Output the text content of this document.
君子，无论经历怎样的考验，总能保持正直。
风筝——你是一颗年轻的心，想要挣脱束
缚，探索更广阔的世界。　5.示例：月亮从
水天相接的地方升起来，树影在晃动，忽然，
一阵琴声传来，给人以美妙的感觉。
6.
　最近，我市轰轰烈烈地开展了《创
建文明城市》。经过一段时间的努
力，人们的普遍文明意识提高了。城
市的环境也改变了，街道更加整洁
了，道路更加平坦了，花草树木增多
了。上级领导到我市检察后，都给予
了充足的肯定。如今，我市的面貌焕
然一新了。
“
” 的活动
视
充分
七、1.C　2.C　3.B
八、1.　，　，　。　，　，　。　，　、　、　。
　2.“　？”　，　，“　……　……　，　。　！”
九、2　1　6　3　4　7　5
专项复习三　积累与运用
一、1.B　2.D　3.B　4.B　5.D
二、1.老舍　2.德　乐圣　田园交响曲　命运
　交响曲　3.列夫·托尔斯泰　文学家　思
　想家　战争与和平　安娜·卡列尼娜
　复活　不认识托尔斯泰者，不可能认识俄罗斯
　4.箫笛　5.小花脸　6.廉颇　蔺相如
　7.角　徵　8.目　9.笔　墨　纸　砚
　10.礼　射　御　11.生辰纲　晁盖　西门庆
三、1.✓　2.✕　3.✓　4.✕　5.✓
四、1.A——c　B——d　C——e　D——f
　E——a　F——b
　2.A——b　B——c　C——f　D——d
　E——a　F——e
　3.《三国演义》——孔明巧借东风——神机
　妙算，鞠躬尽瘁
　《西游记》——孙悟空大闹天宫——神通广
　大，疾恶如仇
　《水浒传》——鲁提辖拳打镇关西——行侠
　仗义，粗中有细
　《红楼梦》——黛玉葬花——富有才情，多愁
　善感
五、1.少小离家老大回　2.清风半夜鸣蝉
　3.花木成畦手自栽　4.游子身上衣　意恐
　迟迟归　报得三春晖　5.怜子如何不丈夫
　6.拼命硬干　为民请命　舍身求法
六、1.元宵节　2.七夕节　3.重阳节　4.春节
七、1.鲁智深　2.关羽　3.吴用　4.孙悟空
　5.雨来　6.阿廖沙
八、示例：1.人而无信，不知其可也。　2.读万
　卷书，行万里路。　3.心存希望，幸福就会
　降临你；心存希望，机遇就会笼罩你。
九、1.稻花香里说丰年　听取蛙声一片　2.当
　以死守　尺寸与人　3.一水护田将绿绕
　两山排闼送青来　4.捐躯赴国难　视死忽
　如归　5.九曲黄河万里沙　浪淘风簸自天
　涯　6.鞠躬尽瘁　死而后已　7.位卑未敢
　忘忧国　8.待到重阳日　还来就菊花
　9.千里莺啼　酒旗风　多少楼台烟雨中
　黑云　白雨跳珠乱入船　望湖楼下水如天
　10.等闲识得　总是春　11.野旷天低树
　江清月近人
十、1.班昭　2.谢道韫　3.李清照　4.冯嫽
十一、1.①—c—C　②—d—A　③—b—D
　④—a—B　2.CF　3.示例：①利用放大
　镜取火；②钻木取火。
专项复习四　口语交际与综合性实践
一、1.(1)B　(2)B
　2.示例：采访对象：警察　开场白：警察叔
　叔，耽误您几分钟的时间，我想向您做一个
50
########
Copy out the whole listing exactly.

### Output for this exercise
Output the text content of this document.
君子，无论经历怎样的考验，总能保持正直。
风筝——你是一颗年轻的心，想要挣脱束
缚，探索更广阔的世界。　5.示例：月亮从
水天相接的地方升起来，树影在晃动，忽然，
一阵琴声传来，给人以美妙的感觉。
6.
　最近，我市轰轰烈烈地开展了《创
建文明城市》。经过一段时间的努
力，人们的普遍文明意识提高了。城
市的环境也改变了，街道更加整洁
了，道路更加平坦了，花草树木增多
了。上级领导到我市检察后，都给予
了充足的肯定。如今，我市的面貌焕
然一新了。
“
” 的活动
视
充分
七、1.C　2.C　3.B
八、1.　，　，　。　，　，　。　，　、　、　。
　2.“　？”　，　，“　……　……　，　。　！”
九、2　1　6　3　4　7　5
专项复习三　积累与运用
一、1.B　2.D　3.B　4.B　5.D
二、1.老舍　2.德　乐圣　田园交响曲　命运
　交响曲　3.列夫·托尔斯泰　文学家　思
　想家　战争与和平　安娜·卡列尼娜
　复活　不认识托尔斯泰者，不可能认识俄罗斯
　4.箫笛　5.小花脸　6.廉颇　蔺相如
　7.角　徵　8.目　9.笔　墨　纸　砚
　10.礼　射　御　11.生辰纲　晁盖　西门庆
三、1.✓　2.✕　3.✓　4.✕　5.✓
四、1.A——c　B——d　C——e　D——f
　E——a　F——b
　2.A——b　B——c　C——f　D——d
　E——a　F——e
　3.《三国演义》——孔明巧借东风——神机
　妙算，鞠躬尽瘁
　《西游记》——孙悟空大闹天宫——神通广
　大，疾恶如仇
　《水浒传》——鲁提辖拳打镇关西——行侠
　仗义，粗中有细
　《红楼梦》——黛玉葬花——富有才情，多愁
　善感
五、1.少小离家老大回　2.清风半夜鸣蝉
　3.花木成畦手自栽　4.游子身上衣　意恐
　迟迟归　报得三春晖　5.怜子如何不丈夫
　6.拼命硬干　为民请命　舍身求法
六、1.元宵节　2.七夕节　3.重阳节　4.春节
七、1.鲁智深　2.关羽　3.吴用　4.孙悟空
　5.雨来　6.阿廖沙
八、示例：1.人而无信，不知其可也。　2.读万
　卷书，行万里路。　3.心存希望，幸福就会
　降临你；心存希望，机遇就会笼罩你。
九、1.稻花香里说丰年　听取蛙声一片　2.当
　以死守　尺寸与人　3.一水护田将绿绕
　两山排闼送青来　4.捐躯赴国难　视死忽
　如归　5.九曲黄河万里沙　浪淘风簸自天
　涯　6.鞠躬尽瘁　死而后已　7.位卑未敢
　忘忧国　8.待到重阳日　还来就菊花
　9.千里莺啼　酒旗风　多少楼台烟雨中
　黑云　白雨跳珠乱入船　望湖楼下水如天
　10.等闲识得　总是春　11.野旷天低树
　江清月近人
十、1.班昭　2.谢道韫　3.李清照　4.冯嫽
十一、1.①—c—C　②—d—A　③—b—D
　④—a—B　2.CF　3.示例：①利用放大
　镜取火；②钻木取火。
专项复习四　口语交际与综合性实践
一、1.(1)B　(2)B
　2.示例：采访对象：警察　开场白：警察叔
　叔，耽误您几分钟的时间，我想向您做一个
50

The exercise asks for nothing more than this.